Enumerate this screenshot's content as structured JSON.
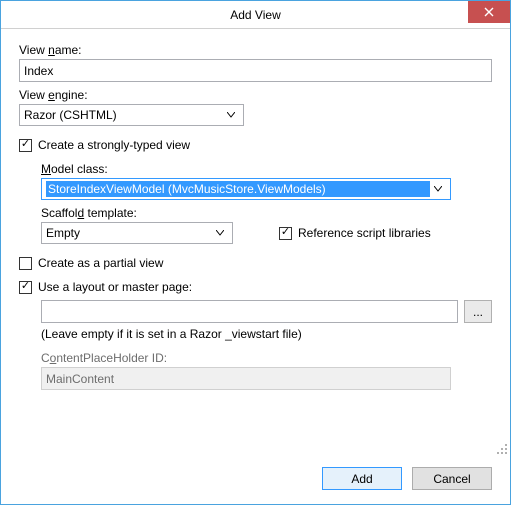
{
  "title": "Add View",
  "viewName": {
    "label": "View name:",
    "value": "Index"
  },
  "viewEngine": {
    "label": "View engine:",
    "value": "Razor (CSHTML)"
  },
  "stronglyTyped": {
    "checked": true,
    "label": "Create a strongly-typed view"
  },
  "modelClass": {
    "label": "Model class:",
    "value": "StoreIndexViewModel (MvcMusicStore.ViewModels)"
  },
  "scaffold": {
    "label": "Scaffold template:",
    "value": "Empty"
  },
  "refScripts": {
    "checked": true,
    "label": "Reference script libraries"
  },
  "partial": {
    "checked": false,
    "label": "Create as a partial view"
  },
  "useLayout": {
    "checked": true,
    "label": "Use a layout or master page:"
  },
  "layoutPath": {
    "value": ""
  },
  "layoutHelp": "(Leave empty if it is set in a Razor _viewstart file)",
  "contentPlaceholder": {
    "label": "ContentPlaceHolder ID:",
    "value": "MainContent"
  },
  "browseLabel": "...",
  "buttons": {
    "add": "Add",
    "cancel": "Cancel"
  }
}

★ ★ ★ ★

▶ WHAT IS ASKED:
Omit every image. Quote each record exactly.

▶ SOLUTION:
Enumerate this screenshot's content as structured JSON.
{
  "title": "Add View",
  "viewName": {
    "label": "View name:",
    "value": "Index"
  },
  "viewEngine": {
    "label": "View engine:",
    "value": "Razor (CSHTML)"
  },
  "stronglyTyped": {
    "checked": true,
    "label": "Create a strongly-typed view"
  },
  "modelClass": {
    "label": "Model class:",
    "value": "StoreIndexViewModel (MvcMusicStore.ViewModels)"
  },
  "scaffold": {
    "label": "Scaffold template:",
    "value": "Empty"
  },
  "refScripts": {
    "checked": true,
    "label": "Reference script libraries"
  },
  "partial": {
    "checked": false,
    "label": "Create as a partial view"
  },
  "useLayout": {
    "checked": true,
    "label": "Use a layout or master page:"
  },
  "layoutPath": {
    "value": ""
  },
  "layoutHelp": "(Leave empty if it is set in a Razor _viewstart file)",
  "contentPlaceholder": {
    "label": "ContentPlaceHolder ID:",
    "value": "MainContent"
  },
  "browseLabel": "...",
  "buttons": {
    "add": "Add",
    "cancel": "Cancel"
  }
}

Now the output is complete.